Source data:
▼
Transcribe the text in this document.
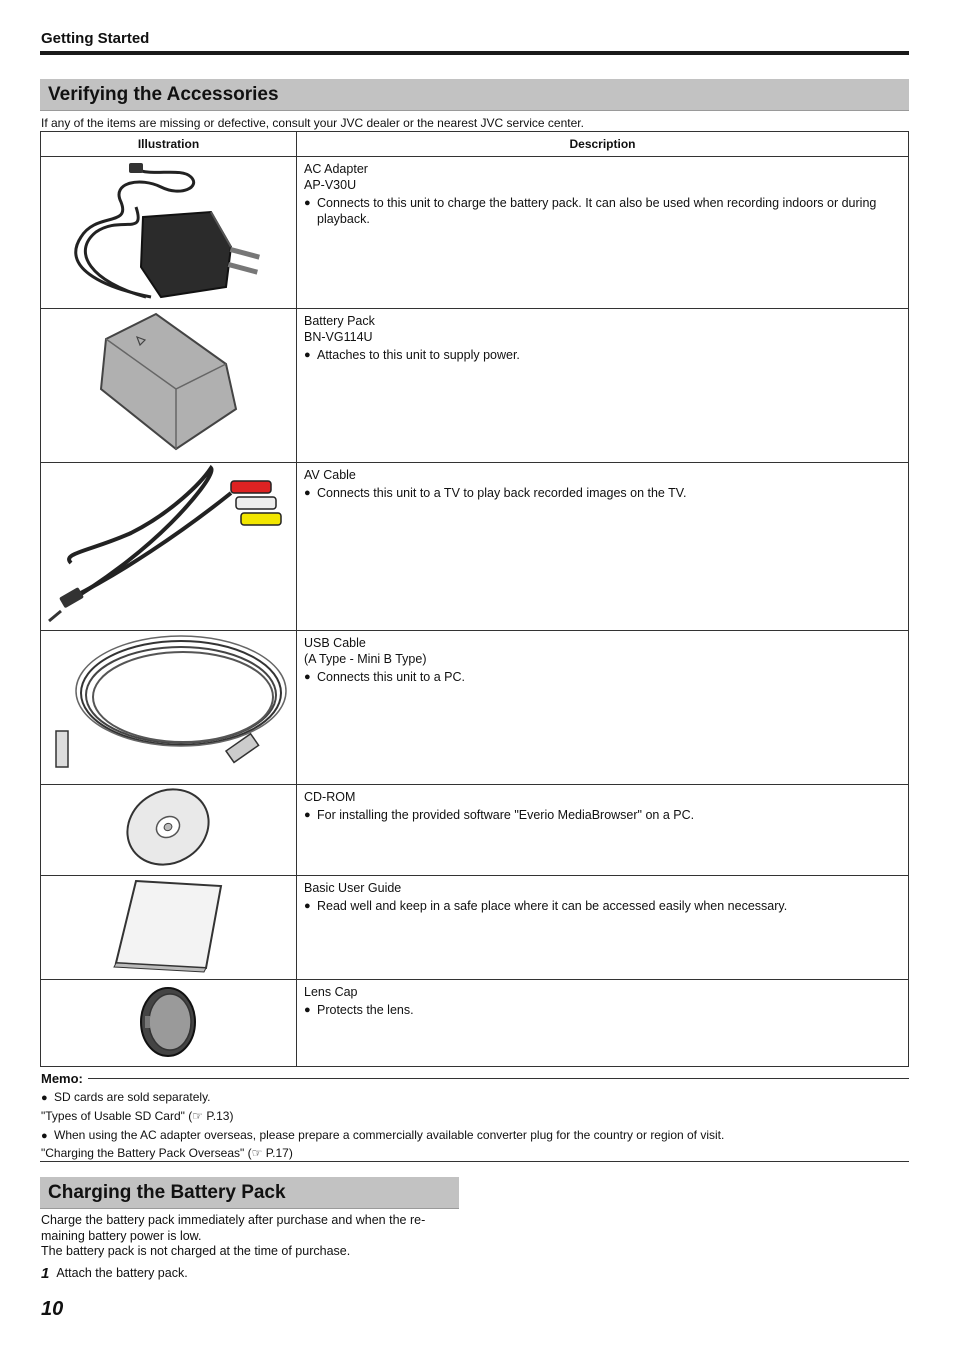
Getting Started
Verifying the Accessories
If any of the items are missing or defective, consult your JVC dealer or the nearest JVC service center.
Illustration	Description

AC Adapter
AP-V30U
● Connects to this unit to charge the battery pack. It can also be used when recording indoors or during playback.

Battery Pack
BN-VG114U
● Attaches to this unit to supply power.

AV Cable
● Connects this unit to a TV to play back recorded images on the TV.

USB Cable
(A Type - Mini B Type)
● Connects this unit to a PC.

CD-ROM
● For installing the provided software "Everio MediaBrowser" on a PC.

Basic User Guide
● Read well and keep in a safe place where it can be accessed easily when necessary.

Lens Cap
● Protects the lens.
Memo:
● SD cards are sold separately.
"Types of Usable SD Card" (☞ P.13)
● When using the AC adapter overseas, please prepare a commercially available converter plug for the country or region of visit.
"Charging the Battery Pack Overseas" (☞ P.17)
Charging the Battery Pack
Charge the battery pack immediately after purchase and when the re-
maining battery power is low.
The battery pack is not charged at the time of purchase.
1 Attach the battery pack.
10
▲
> Objective: Make an exact copy of the data above, pictures excluded.

> Result of the task:
Transcribe the text in this document.
Getting Started
Verifying the Accessories
If any of the items are missing or defective, consult your JVC dealer or the nearest JVC service center.
Illustration	Description

AC Adapter
AP-V30U
● Connects to this unit to charge the battery pack. It can also be used when recording indoors or during playback.

Battery Pack
BN-VG114U
● Attaches to this unit to supply power.

AV Cable
● Connects this unit to a TV to play back recorded images on the TV.

USB Cable
(A Type - Mini B Type)
● Connects this unit to a PC.

CD-ROM
● For installing the provided software "Everio MediaBrowser" on a PC.

Basic User Guide
● Read well and keep in a safe place where it can be accessed easily when necessary.

Lens Cap
● Protects the lens.
Memo:
● SD cards are sold separately.
"Types of Usable SD Card" (☞ P.13)
● When using the AC adapter overseas, please prepare a commercially available converter plug for the country or region of visit.
"Charging the Battery Pack Overseas" (☞ P.17)
Charging the Battery Pack
Charge the battery pack immediately after purchase and when the re-
maining battery power is low.
The battery pack is not charged at the time of purchase.
1 Attach the battery pack.
10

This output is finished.